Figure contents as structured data
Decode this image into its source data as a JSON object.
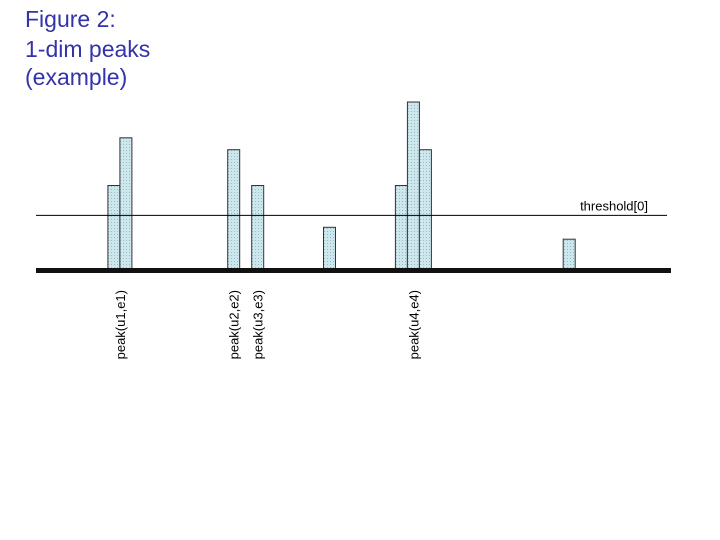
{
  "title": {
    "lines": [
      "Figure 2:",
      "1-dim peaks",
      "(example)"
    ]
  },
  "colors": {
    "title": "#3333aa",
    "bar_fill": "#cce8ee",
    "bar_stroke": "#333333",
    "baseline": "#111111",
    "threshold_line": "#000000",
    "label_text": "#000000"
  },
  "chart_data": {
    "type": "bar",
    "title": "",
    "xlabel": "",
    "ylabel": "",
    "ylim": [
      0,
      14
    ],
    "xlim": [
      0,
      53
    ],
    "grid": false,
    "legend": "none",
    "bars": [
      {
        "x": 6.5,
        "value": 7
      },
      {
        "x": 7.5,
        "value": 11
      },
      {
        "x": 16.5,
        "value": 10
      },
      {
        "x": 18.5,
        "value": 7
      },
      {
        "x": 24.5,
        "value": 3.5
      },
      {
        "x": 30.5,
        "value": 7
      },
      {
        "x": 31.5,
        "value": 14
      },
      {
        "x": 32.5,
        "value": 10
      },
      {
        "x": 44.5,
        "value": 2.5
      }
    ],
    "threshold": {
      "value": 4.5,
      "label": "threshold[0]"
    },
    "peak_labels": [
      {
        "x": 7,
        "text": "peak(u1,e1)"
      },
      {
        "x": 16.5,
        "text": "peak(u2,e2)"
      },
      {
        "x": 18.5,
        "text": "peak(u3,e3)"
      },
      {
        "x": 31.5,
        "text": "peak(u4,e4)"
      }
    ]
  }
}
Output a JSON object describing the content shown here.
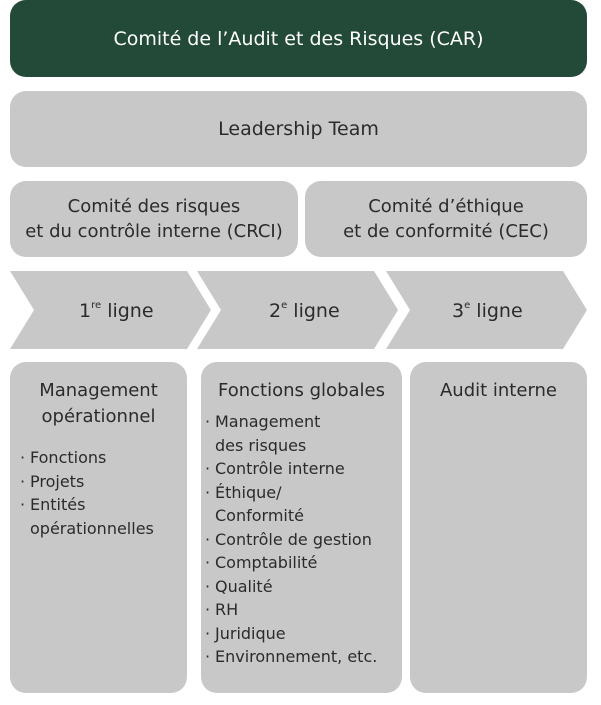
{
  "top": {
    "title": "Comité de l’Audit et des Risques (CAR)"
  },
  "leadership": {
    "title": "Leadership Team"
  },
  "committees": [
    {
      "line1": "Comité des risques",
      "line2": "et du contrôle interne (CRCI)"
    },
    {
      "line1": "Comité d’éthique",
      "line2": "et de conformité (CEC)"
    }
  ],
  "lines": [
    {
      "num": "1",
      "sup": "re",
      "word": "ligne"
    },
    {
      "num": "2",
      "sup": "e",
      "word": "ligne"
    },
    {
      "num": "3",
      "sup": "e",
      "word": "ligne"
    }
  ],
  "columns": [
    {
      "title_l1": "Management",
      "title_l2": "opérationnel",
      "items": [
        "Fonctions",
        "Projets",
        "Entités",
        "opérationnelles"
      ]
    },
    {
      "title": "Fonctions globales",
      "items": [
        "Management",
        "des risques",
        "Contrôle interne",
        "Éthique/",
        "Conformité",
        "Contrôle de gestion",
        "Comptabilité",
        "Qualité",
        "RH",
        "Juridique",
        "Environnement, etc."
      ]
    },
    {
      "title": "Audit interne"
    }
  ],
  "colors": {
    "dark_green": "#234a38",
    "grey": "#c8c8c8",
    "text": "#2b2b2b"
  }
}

---

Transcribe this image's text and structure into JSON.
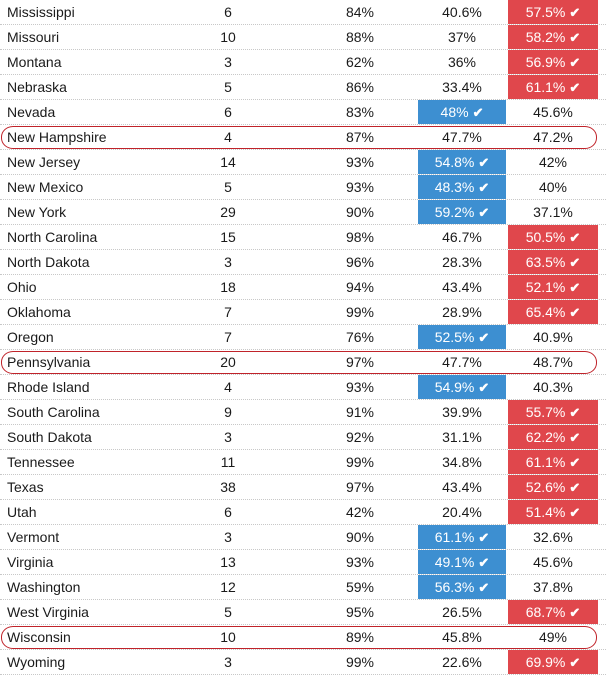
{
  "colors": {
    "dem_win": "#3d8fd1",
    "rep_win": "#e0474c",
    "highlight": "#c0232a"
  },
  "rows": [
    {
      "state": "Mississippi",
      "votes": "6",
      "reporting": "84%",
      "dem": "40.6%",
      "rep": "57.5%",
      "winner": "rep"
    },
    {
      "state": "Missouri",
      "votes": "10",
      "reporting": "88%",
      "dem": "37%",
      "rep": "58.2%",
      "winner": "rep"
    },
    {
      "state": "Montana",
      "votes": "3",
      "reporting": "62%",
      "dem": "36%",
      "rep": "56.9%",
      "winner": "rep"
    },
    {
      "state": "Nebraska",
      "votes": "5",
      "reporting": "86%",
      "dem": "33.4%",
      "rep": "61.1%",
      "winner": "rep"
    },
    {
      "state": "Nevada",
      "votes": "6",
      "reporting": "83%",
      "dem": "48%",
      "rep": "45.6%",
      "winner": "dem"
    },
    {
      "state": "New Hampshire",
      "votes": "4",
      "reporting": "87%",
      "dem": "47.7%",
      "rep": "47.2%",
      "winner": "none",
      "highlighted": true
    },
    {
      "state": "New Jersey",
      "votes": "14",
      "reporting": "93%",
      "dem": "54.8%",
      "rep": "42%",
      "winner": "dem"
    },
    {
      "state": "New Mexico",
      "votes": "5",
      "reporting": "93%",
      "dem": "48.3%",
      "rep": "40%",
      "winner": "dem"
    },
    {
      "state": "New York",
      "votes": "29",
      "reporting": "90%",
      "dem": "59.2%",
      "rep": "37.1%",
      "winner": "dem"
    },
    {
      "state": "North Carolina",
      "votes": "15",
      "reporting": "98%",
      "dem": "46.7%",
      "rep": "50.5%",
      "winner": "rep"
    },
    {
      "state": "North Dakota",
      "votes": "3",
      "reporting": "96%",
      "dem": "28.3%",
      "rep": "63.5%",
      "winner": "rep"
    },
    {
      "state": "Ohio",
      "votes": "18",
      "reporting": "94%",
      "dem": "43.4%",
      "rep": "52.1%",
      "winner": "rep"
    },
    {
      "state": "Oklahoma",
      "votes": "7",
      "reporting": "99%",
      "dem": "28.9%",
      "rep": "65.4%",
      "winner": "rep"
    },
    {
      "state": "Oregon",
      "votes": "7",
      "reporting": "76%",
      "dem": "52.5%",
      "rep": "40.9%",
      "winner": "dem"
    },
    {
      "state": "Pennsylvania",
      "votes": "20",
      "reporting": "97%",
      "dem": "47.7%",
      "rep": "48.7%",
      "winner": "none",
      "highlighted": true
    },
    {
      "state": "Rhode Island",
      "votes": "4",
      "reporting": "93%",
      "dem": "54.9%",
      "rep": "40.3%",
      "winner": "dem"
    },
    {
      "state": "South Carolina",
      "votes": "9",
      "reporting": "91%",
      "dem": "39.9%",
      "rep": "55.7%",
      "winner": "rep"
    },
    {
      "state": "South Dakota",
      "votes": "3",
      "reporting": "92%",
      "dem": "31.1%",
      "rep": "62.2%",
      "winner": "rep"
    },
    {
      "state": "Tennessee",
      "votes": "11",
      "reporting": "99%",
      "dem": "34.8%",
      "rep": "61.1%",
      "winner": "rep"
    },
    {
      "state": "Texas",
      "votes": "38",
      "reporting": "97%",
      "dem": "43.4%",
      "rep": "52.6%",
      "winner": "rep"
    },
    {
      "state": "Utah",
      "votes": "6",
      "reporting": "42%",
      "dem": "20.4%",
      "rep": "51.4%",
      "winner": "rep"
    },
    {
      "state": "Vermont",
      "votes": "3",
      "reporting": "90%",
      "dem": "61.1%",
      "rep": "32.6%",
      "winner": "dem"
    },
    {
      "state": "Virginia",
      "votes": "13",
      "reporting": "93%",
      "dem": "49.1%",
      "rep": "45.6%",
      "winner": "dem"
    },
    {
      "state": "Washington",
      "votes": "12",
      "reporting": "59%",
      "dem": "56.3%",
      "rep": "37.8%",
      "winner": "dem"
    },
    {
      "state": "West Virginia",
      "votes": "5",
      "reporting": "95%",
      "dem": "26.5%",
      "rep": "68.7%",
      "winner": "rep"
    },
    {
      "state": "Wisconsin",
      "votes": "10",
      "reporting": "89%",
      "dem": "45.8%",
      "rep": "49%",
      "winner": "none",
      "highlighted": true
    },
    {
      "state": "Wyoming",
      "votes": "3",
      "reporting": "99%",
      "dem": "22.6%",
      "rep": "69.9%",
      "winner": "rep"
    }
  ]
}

- The problem: Find the string "Carolina" in the records, then copy each line where it occurs.

- Response:
      "state": "North Carolina",
      "state": "South Carolina",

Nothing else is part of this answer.